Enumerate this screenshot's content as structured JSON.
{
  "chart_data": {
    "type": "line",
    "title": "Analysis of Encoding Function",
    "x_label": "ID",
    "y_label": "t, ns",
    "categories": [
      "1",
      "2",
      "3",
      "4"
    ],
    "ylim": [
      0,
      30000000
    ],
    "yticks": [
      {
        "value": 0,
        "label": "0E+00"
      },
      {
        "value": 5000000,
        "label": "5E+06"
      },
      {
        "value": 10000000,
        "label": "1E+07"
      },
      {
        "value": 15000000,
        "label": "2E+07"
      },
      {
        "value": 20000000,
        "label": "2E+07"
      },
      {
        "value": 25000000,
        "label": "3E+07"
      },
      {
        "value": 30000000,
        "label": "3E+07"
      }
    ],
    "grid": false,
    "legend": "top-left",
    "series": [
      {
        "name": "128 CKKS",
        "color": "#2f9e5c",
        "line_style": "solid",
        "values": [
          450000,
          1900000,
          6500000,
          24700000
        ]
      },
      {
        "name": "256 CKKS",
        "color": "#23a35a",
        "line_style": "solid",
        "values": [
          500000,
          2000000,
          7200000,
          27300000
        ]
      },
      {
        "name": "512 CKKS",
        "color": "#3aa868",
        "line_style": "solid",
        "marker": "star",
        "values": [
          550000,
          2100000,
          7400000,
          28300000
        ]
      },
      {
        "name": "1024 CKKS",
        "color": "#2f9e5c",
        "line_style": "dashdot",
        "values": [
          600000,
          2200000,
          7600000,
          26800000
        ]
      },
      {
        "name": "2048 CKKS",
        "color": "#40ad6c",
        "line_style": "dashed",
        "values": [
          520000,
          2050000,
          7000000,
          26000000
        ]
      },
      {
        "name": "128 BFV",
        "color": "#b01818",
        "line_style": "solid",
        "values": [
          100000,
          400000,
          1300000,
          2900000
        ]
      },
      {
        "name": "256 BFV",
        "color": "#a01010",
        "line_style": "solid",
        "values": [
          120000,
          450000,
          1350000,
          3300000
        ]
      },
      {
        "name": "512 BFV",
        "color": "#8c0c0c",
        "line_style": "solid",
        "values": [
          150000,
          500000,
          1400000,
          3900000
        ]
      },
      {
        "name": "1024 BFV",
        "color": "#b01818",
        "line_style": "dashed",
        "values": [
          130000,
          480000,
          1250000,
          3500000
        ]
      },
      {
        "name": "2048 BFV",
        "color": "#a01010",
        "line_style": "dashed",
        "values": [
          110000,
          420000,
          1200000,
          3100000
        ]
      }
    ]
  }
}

· · · · ·

◆ What you have to do ◆
Every entry must be output again, exactly as written above.

◆ Exercise result ◆
Enumerate this screenshot's content as structured JSON.
{
  "chart_data": {
    "type": "line",
    "title": "Analysis of Encoding Function",
    "x_label": "ID",
    "y_label": "t, ns",
    "categories": [
      "1",
      "2",
      "3",
      "4"
    ],
    "ylim": [
      0,
      30000000
    ],
    "yticks": [
      {
        "value": 0,
        "label": "0E+00"
      },
      {
        "value": 5000000,
        "label": "5E+06"
      },
      {
        "value": 10000000,
        "label": "1E+07"
      },
      {
        "value": 15000000,
        "label": "2E+07"
      },
      {
        "value": 20000000,
        "label": "2E+07"
      },
      {
        "value": 25000000,
        "label": "3E+07"
      },
      {
        "value": 30000000,
        "label": "3E+07"
      }
    ],
    "grid": false,
    "legend": "top-left",
    "series": [
      {
        "name": "128 CKKS",
        "color": "#2f9e5c",
        "line_style": "solid",
        "values": [
          450000,
          1900000,
          6500000,
          24700000
        ]
      },
      {
        "name": "256 CKKS",
        "color": "#23a35a",
        "line_style": "solid",
        "values": [
          500000,
          2000000,
          7200000,
          27300000
        ]
      },
      {
        "name": "512 CKKS",
        "color": "#3aa868",
        "line_style": "solid",
        "marker": "star",
        "values": [
          550000,
          2100000,
          7400000,
          28300000
        ]
      },
      {
        "name": "1024 CKKS",
        "color": "#2f9e5c",
        "line_style": "dashdot",
        "values": [
          600000,
          2200000,
          7600000,
          26800000
        ]
      },
      {
        "name": "2048 CKKS",
        "color": "#40ad6c",
        "line_style": "dashed",
        "values": [
          520000,
          2050000,
          7000000,
          26000000
        ]
      },
      {
        "name": "128 BFV",
        "color": "#b01818",
        "line_style": "solid",
        "values": [
          100000,
          400000,
          1300000,
          2900000
        ]
      },
      {
        "name": "256 BFV",
        "color": "#a01010",
        "line_style": "solid",
        "values": [
          120000,
          450000,
          1350000,
          3300000
        ]
      },
      {
        "name": "512 BFV",
        "color": "#8c0c0c",
        "line_style": "solid",
        "values": [
          150000,
          500000,
          1400000,
          3900000
        ]
      },
      {
        "name": "1024 BFV",
        "color": "#b01818",
        "line_style": "dashed",
        "values": [
          130000,
          480000,
          1250000,
          3500000
        ]
      },
      {
        "name": "2048 BFV",
        "color": "#a01010",
        "line_style": "dashed",
        "values": [
          110000,
          420000,
          1200000,
          3100000
        ]
      }
    ]
  }
}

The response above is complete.